Extracted information:
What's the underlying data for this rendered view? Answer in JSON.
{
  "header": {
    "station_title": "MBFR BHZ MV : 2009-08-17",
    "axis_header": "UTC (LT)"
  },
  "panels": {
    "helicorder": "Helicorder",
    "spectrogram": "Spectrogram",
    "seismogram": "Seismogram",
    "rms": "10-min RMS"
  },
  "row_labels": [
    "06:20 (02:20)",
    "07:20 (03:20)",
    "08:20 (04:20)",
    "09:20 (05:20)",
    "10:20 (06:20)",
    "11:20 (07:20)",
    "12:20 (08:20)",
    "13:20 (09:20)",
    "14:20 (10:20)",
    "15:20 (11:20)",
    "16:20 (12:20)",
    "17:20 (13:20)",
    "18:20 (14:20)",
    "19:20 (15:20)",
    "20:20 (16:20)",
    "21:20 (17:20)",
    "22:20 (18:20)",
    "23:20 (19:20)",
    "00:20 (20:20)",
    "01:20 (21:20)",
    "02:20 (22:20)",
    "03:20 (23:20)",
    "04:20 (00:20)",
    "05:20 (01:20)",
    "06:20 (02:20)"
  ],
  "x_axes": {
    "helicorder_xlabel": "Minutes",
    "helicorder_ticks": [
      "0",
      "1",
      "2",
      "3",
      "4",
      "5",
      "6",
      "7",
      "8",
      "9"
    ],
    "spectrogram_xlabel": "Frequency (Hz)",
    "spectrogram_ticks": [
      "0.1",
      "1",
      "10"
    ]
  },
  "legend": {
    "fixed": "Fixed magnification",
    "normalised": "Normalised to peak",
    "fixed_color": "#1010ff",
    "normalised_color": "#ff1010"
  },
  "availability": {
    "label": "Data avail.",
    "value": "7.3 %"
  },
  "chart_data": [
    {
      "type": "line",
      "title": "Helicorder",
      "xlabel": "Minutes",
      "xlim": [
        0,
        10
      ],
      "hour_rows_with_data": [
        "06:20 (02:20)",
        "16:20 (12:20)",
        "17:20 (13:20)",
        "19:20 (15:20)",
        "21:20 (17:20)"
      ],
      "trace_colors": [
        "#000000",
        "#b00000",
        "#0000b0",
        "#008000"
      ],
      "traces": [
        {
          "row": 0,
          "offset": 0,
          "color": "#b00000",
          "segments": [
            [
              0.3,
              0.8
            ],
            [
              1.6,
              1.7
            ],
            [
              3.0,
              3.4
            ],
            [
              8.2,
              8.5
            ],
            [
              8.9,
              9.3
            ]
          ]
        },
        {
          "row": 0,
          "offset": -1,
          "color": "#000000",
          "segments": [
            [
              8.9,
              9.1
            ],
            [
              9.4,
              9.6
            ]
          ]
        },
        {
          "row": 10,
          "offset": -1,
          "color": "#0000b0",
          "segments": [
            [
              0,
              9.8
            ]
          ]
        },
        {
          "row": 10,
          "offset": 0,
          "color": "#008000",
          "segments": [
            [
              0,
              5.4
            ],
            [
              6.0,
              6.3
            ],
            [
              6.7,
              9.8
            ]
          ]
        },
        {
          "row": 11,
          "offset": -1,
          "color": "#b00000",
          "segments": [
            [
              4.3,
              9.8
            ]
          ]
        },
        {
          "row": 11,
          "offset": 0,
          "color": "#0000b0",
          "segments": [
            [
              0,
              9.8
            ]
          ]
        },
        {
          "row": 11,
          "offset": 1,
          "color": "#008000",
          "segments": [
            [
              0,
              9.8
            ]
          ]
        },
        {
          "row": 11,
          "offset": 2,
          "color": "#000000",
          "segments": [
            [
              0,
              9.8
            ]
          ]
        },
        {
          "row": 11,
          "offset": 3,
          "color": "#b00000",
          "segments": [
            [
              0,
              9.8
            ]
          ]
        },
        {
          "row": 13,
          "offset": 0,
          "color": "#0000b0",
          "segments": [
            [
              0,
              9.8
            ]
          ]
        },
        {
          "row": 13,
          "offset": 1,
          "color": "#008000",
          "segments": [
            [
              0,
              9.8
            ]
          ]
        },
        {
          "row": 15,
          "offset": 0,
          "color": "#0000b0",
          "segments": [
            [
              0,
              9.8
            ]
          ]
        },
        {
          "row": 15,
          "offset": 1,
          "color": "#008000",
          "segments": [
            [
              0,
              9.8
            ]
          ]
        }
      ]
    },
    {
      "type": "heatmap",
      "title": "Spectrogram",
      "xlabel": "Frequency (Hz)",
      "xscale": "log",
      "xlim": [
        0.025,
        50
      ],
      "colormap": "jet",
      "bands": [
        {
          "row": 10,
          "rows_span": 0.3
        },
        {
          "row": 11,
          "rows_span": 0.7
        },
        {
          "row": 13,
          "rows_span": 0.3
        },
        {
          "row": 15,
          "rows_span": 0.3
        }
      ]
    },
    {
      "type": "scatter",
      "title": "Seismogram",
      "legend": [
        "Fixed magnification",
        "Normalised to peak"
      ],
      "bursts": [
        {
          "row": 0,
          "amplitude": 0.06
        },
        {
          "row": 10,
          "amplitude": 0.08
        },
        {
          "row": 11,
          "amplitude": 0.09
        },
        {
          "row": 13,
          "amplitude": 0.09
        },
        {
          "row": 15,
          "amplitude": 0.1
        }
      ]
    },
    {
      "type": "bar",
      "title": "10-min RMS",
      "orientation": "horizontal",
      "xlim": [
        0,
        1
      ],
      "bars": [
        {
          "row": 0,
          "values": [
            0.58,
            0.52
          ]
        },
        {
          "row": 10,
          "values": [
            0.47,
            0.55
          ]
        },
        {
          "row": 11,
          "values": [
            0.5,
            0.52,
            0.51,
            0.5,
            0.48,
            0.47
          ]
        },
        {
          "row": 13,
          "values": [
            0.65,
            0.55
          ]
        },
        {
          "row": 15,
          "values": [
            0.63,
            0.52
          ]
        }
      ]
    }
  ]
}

Set problem: Every record shown above should be written out again exactly.

Response below:
What's the underlying data for this rendered view? Answer in JSON.
{
  "header": {
    "station_title": "MBFR BHZ MV : 2009-08-17",
    "axis_header": "UTC (LT)"
  },
  "panels": {
    "helicorder": "Helicorder",
    "spectrogram": "Spectrogram",
    "seismogram": "Seismogram",
    "rms": "10-min RMS"
  },
  "row_labels": [
    "06:20 (02:20)",
    "07:20 (03:20)",
    "08:20 (04:20)",
    "09:20 (05:20)",
    "10:20 (06:20)",
    "11:20 (07:20)",
    "12:20 (08:20)",
    "13:20 (09:20)",
    "14:20 (10:20)",
    "15:20 (11:20)",
    "16:20 (12:20)",
    "17:20 (13:20)",
    "18:20 (14:20)",
    "19:20 (15:20)",
    "20:20 (16:20)",
    "21:20 (17:20)",
    "22:20 (18:20)",
    "23:20 (19:20)",
    "00:20 (20:20)",
    "01:20 (21:20)",
    "02:20 (22:20)",
    "03:20 (23:20)",
    "04:20 (00:20)",
    "05:20 (01:20)",
    "06:20 (02:20)"
  ],
  "x_axes": {
    "helicorder_xlabel": "Minutes",
    "helicorder_ticks": [
      "0",
      "1",
      "2",
      "3",
      "4",
      "5",
      "6",
      "7",
      "8",
      "9"
    ],
    "spectrogram_xlabel": "Frequency (Hz)",
    "spectrogram_ticks": [
      "0.1",
      "1",
      "10"
    ]
  },
  "legend": {
    "fixed": "Fixed magnification",
    "normalised": "Normalised to peak",
    "fixed_color": "#1010ff",
    "normalised_color": "#ff1010"
  },
  "availability": {
    "label": "Data avail.",
    "value": "7.3 %"
  },
  "chart_data": [
    {
      "type": "line",
      "title": "Helicorder",
      "xlabel": "Minutes",
      "xlim": [
        0,
        10
      ],
      "hour_rows_with_data": [
        "06:20 (02:20)",
        "16:20 (12:20)",
        "17:20 (13:20)",
        "19:20 (15:20)",
        "21:20 (17:20)"
      ],
      "trace_colors": [
        "#000000",
        "#b00000",
        "#0000b0",
        "#008000"
      ],
      "traces": [
        {
          "row": 0,
          "offset": 0,
          "color": "#b00000",
          "segments": [
            [
              0.3,
              0.8
            ],
            [
              1.6,
              1.7
            ],
            [
              3.0,
              3.4
            ],
            [
              8.2,
              8.5
            ],
            [
              8.9,
              9.3
            ]
          ]
        },
        {
          "row": 0,
          "offset": -1,
          "color": "#000000",
          "segments": [
            [
              8.9,
              9.1
            ],
            [
              9.4,
              9.6
            ]
          ]
        },
        {
          "row": 10,
          "offset": -1,
          "color": "#0000b0",
          "segments": [
            [
              0,
              9.8
            ]
          ]
        },
        {
          "row": 10,
          "offset": 0,
          "color": "#008000",
          "segments": [
            [
              0,
              5.4
            ],
            [
              6.0,
              6.3
            ],
            [
              6.7,
              9.8
            ]
          ]
        },
        {
          "row": 11,
          "offset": -1,
          "color": "#b00000",
          "segments": [
            [
              4.3,
              9.8
            ]
          ]
        },
        {
          "row": 11,
          "offset": 0,
          "color": "#0000b0",
          "segments": [
            [
              0,
              9.8
            ]
          ]
        },
        {
          "row": 11,
          "offset": 1,
          "color": "#008000",
          "segments": [
            [
              0,
              9.8
            ]
          ]
        },
        {
          "row": 11,
          "offset": 2,
          "color": "#000000",
          "segments": [
            [
              0,
              9.8
            ]
          ]
        },
        {
          "row": 11,
          "offset": 3,
          "color": "#b00000",
          "segments": [
            [
              0,
              9.8
            ]
          ]
        },
        {
          "row": 13,
          "offset": 0,
          "color": "#0000b0",
          "segments": [
            [
              0,
              9.8
            ]
          ]
        },
        {
          "row": 13,
          "offset": 1,
          "color": "#008000",
          "segments": [
            [
              0,
              9.8
            ]
          ]
        },
        {
          "row": 15,
          "offset": 0,
          "color": "#0000b0",
          "segments": [
            [
              0,
              9.8
            ]
          ]
        },
        {
          "row": 15,
          "offset": 1,
          "color": "#008000",
          "segments": [
            [
              0,
              9.8
            ]
          ]
        }
      ]
    },
    {
      "type": "heatmap",
      "title": "Spectrogram",
      "xlabel": "Frequency (Hz)",
      "xscale": "log",
      "xlim": [
        0.025,
        50
      ],
      "colormap": "jet",
      "bands": [
        {
          "row": 10,
          "rows_span": 0.3
        },
        {
          "row": 11,
          "rows_span": 0.7
        },
        {
          "row": 13,
          "rows_span": 0.3
        },
        {
          "row": 15,
          "rows_span": 0.3
        }
      ]
    },
    {
      "type": "scatter",
      "title": "Seismogram",
      "legend": [
        "Fixed magnification",
        "Normalised to peak"
      ],
      "bursts": [
        {
          "row": 0,
          "amplitude": 0.06
        },
        {
          "row": 10,
          "amplitude": 0.08
        },
        {
          "row": 11,
          "amplitude": 0.09
        },
        {
          "row": 13,
          "amplitude": 0.09
        },
        {
          "row": 15,
          "amplitude": 0.1
        }
      ]
    },
    {
      "type": "bar",
      "title": "10-min RMS",
      "orientation": "horizontal",
      "xlim": [
        0,
        1
      ],
      "bars": [
        {
          "row": 0,
          "values": [
            0.58,
            0.52
          ]
        },
        {
          "row": 10,
          "values": [
            0.47,
            0.55
          ]
        },
        {
          "row": 11,
          "values": [
            0.5,
            0.52,
            0.51,
            0.5,
            0.48,
            0.47
          ]
        },
        {
          "row": 13,
          "values": [
            0.65,
            0.55
          ]
        },
        {
          "row": 15,
          "values": [
            0.63,
            0.52
          ]
        }
      ]
    }
  ]
}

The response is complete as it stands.